*TASK DESCRIPTION:*
Count how many lines hold the string "value", and give only that number.

[Figure dataset records]

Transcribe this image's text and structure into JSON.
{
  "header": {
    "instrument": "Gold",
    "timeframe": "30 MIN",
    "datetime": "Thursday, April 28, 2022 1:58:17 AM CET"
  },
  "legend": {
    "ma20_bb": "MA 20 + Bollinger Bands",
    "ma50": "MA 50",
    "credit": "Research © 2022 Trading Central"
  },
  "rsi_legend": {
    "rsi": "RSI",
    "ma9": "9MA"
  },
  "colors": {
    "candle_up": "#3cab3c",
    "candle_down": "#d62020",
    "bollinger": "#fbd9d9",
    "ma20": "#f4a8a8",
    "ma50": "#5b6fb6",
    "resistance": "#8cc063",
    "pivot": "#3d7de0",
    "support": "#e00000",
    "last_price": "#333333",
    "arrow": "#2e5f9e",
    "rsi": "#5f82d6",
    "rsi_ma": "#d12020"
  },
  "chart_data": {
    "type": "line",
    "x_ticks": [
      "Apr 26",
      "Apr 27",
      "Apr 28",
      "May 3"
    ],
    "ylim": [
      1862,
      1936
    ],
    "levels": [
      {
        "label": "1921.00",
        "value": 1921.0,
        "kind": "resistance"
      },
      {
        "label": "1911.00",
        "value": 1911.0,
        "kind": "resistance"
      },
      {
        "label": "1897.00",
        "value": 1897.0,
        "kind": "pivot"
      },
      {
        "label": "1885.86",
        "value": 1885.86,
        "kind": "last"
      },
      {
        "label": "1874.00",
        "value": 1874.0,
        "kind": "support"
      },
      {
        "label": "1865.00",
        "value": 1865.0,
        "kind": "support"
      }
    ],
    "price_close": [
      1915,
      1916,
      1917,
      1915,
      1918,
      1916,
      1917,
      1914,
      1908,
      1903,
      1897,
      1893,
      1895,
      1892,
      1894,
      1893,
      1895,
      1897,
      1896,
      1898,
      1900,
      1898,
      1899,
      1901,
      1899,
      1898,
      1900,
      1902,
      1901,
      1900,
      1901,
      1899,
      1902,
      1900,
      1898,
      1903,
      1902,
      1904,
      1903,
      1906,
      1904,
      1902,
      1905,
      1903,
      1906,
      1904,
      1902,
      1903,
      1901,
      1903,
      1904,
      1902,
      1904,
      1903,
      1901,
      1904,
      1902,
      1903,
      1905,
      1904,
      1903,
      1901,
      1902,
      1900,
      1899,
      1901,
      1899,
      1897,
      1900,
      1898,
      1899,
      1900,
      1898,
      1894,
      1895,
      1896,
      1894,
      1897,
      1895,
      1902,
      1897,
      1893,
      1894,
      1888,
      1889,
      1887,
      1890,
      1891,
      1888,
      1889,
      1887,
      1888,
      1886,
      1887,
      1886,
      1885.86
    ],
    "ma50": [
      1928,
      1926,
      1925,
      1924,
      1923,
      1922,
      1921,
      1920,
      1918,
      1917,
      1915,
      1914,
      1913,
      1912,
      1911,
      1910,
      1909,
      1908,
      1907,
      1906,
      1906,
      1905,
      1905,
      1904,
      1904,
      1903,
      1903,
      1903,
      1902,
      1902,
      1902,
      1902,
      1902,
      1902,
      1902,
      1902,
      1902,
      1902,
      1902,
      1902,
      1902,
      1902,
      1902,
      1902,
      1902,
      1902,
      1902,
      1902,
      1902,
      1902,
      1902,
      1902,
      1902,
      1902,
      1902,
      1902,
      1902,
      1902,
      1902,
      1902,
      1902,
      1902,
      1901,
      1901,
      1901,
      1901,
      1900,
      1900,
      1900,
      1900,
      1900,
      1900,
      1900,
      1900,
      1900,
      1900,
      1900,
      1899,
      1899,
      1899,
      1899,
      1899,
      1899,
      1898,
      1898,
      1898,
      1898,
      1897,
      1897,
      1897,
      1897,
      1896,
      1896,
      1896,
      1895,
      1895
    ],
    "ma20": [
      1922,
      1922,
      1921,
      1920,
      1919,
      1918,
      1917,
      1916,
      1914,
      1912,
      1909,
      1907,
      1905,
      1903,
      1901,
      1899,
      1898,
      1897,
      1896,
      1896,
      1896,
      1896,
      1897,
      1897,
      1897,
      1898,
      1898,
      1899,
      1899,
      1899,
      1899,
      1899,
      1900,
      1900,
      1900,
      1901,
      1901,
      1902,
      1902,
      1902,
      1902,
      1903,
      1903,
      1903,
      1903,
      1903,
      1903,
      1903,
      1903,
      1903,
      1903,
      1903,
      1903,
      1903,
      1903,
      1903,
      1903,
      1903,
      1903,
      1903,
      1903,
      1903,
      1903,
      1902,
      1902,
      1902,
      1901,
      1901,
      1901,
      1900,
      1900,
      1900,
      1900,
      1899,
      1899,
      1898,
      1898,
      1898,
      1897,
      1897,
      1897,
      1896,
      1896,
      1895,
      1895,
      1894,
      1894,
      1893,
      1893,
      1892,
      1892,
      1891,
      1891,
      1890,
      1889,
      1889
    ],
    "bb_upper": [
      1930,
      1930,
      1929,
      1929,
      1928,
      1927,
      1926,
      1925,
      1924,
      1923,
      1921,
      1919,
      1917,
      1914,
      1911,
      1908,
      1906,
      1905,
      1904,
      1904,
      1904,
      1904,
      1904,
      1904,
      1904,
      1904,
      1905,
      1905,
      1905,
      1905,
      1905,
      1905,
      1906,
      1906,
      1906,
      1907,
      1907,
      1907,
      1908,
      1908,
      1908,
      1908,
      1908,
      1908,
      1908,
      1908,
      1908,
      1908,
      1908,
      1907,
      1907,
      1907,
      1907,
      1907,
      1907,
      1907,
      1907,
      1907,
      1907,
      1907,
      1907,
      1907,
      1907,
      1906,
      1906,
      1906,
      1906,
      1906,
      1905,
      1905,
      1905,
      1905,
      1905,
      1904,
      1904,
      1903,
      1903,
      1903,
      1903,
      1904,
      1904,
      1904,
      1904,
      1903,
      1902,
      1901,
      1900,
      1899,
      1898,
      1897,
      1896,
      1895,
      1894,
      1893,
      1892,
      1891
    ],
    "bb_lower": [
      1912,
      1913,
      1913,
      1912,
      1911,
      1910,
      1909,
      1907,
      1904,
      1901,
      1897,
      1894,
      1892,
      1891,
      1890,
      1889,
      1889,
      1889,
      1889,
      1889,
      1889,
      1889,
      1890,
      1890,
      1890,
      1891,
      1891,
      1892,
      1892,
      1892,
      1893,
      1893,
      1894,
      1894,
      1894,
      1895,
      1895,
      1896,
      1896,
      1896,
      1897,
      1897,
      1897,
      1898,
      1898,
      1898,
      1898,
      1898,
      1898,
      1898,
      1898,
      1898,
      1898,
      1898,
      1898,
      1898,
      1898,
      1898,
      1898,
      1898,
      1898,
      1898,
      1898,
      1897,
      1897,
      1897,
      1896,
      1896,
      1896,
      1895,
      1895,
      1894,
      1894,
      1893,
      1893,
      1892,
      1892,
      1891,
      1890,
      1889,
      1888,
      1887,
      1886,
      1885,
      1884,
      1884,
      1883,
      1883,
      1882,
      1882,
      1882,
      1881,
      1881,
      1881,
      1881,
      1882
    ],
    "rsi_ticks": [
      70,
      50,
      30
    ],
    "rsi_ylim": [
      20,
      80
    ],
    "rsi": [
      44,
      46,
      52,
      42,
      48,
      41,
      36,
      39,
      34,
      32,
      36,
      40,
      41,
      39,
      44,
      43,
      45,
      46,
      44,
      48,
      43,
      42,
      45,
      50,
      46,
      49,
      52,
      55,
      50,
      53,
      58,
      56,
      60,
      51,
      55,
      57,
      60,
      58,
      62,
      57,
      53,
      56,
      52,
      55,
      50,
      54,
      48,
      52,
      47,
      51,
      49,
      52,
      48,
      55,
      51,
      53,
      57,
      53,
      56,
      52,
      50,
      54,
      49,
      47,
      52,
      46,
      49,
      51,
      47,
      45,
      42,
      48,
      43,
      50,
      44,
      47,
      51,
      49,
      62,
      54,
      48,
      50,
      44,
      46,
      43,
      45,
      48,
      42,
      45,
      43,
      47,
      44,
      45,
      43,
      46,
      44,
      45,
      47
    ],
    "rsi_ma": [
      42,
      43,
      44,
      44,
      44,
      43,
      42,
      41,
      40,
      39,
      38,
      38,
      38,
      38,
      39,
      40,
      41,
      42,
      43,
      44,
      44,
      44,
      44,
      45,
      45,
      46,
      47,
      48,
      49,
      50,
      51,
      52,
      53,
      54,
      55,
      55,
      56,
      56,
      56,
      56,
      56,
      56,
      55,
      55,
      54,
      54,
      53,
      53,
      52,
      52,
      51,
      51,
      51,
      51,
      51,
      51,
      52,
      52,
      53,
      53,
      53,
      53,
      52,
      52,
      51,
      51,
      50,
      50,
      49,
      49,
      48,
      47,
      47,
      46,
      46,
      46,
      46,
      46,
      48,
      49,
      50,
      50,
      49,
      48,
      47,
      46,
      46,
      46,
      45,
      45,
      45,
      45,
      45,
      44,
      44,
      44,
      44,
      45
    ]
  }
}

*TASK RESPONSE:*
6